((

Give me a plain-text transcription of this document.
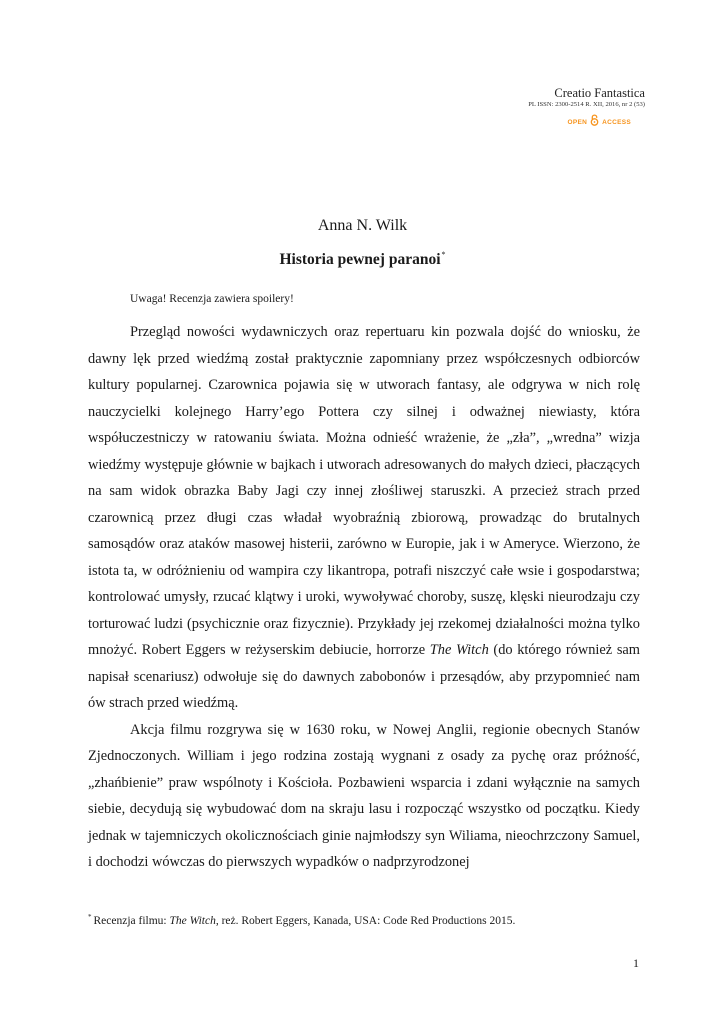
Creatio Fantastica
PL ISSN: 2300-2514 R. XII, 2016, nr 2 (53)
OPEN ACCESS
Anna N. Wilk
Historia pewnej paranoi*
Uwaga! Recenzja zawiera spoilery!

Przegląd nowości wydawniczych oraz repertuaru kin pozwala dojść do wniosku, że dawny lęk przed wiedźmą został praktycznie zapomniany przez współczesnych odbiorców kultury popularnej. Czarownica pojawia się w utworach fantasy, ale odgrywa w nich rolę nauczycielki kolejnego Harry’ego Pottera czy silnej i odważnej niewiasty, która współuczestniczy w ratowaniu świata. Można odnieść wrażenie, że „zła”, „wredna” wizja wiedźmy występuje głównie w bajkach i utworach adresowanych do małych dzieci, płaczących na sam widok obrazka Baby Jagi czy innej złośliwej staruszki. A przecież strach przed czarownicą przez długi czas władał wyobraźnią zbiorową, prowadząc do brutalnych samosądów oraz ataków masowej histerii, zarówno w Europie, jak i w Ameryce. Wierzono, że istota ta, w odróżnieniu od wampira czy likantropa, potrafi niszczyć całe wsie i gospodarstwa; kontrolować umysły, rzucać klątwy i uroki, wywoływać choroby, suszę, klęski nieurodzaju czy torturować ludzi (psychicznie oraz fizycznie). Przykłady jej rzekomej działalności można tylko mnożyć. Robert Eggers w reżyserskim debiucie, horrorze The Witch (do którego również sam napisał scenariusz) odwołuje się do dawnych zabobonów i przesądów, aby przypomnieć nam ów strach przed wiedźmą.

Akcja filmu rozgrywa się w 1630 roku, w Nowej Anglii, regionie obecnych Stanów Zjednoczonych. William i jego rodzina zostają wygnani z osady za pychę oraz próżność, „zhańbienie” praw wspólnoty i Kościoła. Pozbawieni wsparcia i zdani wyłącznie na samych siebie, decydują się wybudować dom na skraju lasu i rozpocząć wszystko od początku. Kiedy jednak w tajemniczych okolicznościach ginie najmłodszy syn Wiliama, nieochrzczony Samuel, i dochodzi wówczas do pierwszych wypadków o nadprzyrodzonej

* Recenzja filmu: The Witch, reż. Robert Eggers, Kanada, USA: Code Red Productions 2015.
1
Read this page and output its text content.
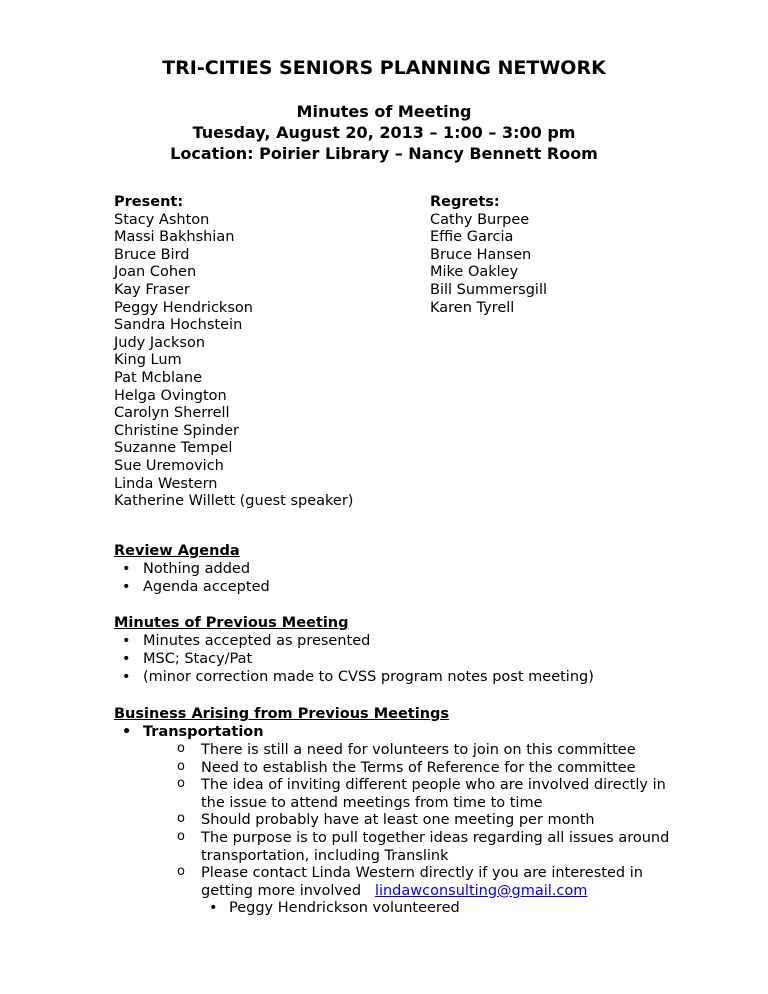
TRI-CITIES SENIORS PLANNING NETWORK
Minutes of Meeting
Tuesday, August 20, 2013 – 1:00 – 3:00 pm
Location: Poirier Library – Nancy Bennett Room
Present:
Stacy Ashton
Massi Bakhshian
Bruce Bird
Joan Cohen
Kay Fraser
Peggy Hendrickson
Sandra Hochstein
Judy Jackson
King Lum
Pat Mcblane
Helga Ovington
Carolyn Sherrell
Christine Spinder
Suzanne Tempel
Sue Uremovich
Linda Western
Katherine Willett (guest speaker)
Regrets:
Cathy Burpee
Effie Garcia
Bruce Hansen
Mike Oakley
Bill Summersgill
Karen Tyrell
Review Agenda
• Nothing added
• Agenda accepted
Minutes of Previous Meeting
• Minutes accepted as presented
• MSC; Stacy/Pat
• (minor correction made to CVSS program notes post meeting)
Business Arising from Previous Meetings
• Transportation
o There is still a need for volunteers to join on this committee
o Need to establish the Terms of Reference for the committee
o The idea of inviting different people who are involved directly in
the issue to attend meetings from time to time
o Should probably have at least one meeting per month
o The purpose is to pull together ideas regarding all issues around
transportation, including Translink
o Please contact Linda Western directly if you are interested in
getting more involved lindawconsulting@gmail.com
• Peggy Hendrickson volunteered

))

• DIRECTIONS FOR THIS TASK
Write out the listing above exactly as it stands, pictures excluded.

• RESULT OF THE EXERCISE
Give me a plain-text transcription of this document.
Creatio Fantastica
PL ISSN: 2300-2514 R. XII, 2016, nr 2 (53)
OPEN ACCESS
Anna N. Wilk
Historia pewnej paranoi*
Uwaga! Recenzja zawiera spoilery!

Przegląd nowości wydawniczych oraz repertuaru kin pozwala dojść do wniosku, że dawny lęk przed wiedźmą został praktycznie zapomniany przez współczesnych odbiorców kultury popularnej. Czarownica pojawia się w utworach fantasy, ale odgrywa w nich rolę nauczycielki kolejnego Harry’ego Pottera czy silnej i odważnej niewiasty, która współuczestniczy w ratowaniu świata. Można odnieść wrażenie, że „zła”, „wredna” wizja wiedźmy występuje głównie w bajkach i utworach adresowanych do małych dzieci, płaczących na sam widok obrazka Baby Jagi czy innej złośliwej staruszki. A przecież strach przed czarownicą przez długi czas władał wyobraźnią zbiorową, prowadząc do brutalnych samosądów oraz ataków masowej histerii, zarówno w Europie, jak i w Ameryce. Wierzono, że istota ta, w odróżnieniu od wampira czy likantropa, potrafi niszczyć całe wsie i gospodarstwa; kontrolować umysły, rzucać klątwy i uroki, wywoływać choroby, suszę, klęski nieurodzaju czy torturować ludzi (psychicznie oraz fizycznie). Przykłady jej rzekomej działalności można tylko mnożyć. Robert Eggers w reżyserskim debiucie, horrorze The Witch (do którego również sam napisał scenariusz) odwołuje się do dawnych zabobonów i przesądów, aby przypomnieć nam ów strach przed wiedźmą.

Akcja filmu rozgrywa się w 1630 roku, w Nowej Anglii, regionie obecnych Stanów Zjednoczonych. William i jego rodzina zostają wygnani z osady za pychę oraz próżność, „zhańbienie” praw wspólnoty i Kościoła. Pozbawieni wsparcia i zdani wyłącznie na samych siebie, decydują się wybudować dom na skraju lasu i rozpocząć wszystko od początku. Kiedy jednak w tajemniczych okolicznościach ginie najmłodszy syn Wiliama, nieochrzczony Samuel, i dochodzi wówczas do pierwszych wypadków o nadprzyrodzonej

* Recenzja filmu: The Witch, reż. Robert Eggers, Kanada, USA: Code Red Productions 2015.
1
Read this page and output its text content.
TRI-CITIES SENIORS PLANNING NETWORK
Minutes of Meeting
Tuesday, August 20, 2013 – 1:00 – 3:00 pm
Location: Poirier Library – Nancy Bennett Room
Present:
Stacy Ashton
Massi Bakhshian
Bruce Bird
Joan Cohen
Kay Fraser
Peggy Hendrickson
Sandra Hochstein
Judy Jackson
King Lum
Pat Mcblane
Helga Ovington
Carolyn Sherrell
Christine Spinder
Suzanne Tempel
Sue Uremovich
Linda Western
Katherine Willett (guest speaker)
Regrets:
Cathy Burpee
Effie Garcia
Bruce Hansen
Mike Oakley
Bill Summersgill
Karen Tyrell
Review Agenda
• Nothing added
• Agenda accepted
Minutes of Previous Meeting
• Minutes accepted as presented
• MSC; Stacy/Pat
• (minor correction made to CVSS program notes post meeting)
Business Arising from Previous Meetings
• Transportation
o There is still a need for volunteers to join on this committee
o Need to establish the Terms of Reference for the committee
o The idea of inviting different people who are involved directly in
the issue to attend meetings from time to time
o Should probably have at least one meeting per month
o The purpose is to pull together ideas regarding all issues around
transportation, including Translink
o Please contact Linda Western directly if you are interested in
getting more involved lindawconsulting@gmail.com
• Peggy Hendrickson volunteered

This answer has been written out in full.